Job
Which lines hold the word "this"? Show each of them.

Records for processing
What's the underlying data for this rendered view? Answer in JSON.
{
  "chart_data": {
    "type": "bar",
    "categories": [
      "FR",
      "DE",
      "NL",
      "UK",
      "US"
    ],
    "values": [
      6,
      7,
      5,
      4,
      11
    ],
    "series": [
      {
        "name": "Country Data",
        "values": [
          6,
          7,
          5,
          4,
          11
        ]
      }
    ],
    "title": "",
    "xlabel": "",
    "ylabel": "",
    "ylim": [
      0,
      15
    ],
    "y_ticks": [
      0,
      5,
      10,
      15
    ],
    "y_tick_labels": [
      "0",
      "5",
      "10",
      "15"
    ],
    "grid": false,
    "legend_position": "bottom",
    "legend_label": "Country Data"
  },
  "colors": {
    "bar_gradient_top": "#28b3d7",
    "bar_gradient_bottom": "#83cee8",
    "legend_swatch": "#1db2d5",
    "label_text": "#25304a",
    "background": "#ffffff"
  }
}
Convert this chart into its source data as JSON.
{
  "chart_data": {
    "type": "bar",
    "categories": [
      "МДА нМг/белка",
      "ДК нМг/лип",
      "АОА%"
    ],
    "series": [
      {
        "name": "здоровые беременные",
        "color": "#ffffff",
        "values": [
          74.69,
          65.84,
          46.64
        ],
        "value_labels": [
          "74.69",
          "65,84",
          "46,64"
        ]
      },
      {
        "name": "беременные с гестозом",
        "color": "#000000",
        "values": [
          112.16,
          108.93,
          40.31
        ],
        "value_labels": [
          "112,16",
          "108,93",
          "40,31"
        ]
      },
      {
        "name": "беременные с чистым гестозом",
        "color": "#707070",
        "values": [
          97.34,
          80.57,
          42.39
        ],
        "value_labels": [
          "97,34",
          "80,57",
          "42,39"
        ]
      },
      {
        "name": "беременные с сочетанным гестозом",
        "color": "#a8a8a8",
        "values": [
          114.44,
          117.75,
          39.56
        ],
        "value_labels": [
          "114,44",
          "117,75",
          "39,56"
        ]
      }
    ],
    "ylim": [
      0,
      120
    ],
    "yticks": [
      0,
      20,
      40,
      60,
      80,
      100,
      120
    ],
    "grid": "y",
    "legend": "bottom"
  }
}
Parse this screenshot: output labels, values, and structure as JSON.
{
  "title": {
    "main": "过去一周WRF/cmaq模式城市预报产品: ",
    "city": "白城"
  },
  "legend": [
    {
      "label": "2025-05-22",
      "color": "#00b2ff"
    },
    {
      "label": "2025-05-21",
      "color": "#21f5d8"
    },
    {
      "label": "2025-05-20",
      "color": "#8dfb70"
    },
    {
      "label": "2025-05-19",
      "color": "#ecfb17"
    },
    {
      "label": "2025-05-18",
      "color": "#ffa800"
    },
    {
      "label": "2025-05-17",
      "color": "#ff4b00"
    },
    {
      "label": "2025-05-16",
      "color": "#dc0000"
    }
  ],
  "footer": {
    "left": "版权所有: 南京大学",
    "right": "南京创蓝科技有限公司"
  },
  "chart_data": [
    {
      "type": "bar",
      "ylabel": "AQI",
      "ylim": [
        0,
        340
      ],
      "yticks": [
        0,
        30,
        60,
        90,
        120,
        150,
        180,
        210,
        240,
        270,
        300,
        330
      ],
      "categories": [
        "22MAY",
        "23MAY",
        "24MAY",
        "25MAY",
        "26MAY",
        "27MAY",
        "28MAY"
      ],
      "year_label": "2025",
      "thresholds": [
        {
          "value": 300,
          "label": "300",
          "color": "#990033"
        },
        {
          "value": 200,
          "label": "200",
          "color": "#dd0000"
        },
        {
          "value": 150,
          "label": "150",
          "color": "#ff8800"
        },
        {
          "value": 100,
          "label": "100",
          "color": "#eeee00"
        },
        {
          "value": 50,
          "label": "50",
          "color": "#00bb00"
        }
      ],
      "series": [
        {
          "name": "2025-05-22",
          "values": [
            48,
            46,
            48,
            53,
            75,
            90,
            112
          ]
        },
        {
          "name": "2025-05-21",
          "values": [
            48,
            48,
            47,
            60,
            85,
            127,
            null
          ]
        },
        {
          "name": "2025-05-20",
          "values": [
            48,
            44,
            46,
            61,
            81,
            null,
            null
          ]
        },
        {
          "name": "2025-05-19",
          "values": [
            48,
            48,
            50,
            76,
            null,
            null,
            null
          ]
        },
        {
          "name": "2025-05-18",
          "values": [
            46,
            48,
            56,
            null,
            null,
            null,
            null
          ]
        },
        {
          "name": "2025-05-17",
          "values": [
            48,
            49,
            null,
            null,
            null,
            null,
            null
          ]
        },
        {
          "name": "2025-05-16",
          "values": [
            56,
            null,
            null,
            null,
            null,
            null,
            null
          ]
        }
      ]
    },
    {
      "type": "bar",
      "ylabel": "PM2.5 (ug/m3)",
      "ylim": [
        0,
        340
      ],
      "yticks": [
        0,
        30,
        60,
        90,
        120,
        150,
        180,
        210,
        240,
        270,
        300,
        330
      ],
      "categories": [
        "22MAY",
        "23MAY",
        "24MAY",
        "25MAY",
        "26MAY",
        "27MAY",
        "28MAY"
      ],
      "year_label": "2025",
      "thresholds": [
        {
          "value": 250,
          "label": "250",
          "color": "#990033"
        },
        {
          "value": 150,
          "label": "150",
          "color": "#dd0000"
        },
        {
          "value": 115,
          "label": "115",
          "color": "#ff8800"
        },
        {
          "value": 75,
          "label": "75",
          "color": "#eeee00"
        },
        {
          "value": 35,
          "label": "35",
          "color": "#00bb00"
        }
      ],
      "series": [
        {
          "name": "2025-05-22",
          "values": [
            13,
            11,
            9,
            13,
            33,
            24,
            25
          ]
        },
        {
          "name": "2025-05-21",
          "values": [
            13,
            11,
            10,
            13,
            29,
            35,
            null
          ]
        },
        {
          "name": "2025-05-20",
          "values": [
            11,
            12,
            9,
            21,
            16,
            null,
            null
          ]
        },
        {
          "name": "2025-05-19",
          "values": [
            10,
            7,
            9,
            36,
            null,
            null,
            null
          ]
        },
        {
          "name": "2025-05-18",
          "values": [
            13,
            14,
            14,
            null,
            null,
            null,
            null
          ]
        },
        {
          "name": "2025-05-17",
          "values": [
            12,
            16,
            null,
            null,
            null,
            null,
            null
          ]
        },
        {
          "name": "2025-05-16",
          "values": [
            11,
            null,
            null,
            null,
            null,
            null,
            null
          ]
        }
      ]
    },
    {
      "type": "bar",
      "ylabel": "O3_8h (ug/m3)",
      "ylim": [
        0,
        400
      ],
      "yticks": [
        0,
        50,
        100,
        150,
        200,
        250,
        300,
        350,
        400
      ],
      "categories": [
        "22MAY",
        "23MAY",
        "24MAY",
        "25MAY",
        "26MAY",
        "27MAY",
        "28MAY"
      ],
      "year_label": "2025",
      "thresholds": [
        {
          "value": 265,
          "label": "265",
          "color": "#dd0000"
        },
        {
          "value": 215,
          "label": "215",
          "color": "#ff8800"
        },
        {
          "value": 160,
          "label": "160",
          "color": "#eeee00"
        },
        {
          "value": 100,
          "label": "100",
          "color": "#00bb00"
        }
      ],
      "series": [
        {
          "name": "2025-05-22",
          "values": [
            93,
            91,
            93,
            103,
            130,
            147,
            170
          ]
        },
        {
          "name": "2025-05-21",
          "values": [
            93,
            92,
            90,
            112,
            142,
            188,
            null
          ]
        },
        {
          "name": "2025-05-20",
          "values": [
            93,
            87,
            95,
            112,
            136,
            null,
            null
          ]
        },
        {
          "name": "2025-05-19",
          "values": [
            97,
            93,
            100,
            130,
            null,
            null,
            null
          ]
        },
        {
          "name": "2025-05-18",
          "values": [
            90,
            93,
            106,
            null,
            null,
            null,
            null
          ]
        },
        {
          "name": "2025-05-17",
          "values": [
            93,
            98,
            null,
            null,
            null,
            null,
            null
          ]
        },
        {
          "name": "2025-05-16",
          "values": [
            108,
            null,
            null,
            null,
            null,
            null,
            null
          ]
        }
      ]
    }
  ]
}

Task answer
What's the underlying data for this rendered view? Answer in JSON.
Convert this chart into its source data as JSON.
Parse this screenshot: output labels, values, and structure as JSON.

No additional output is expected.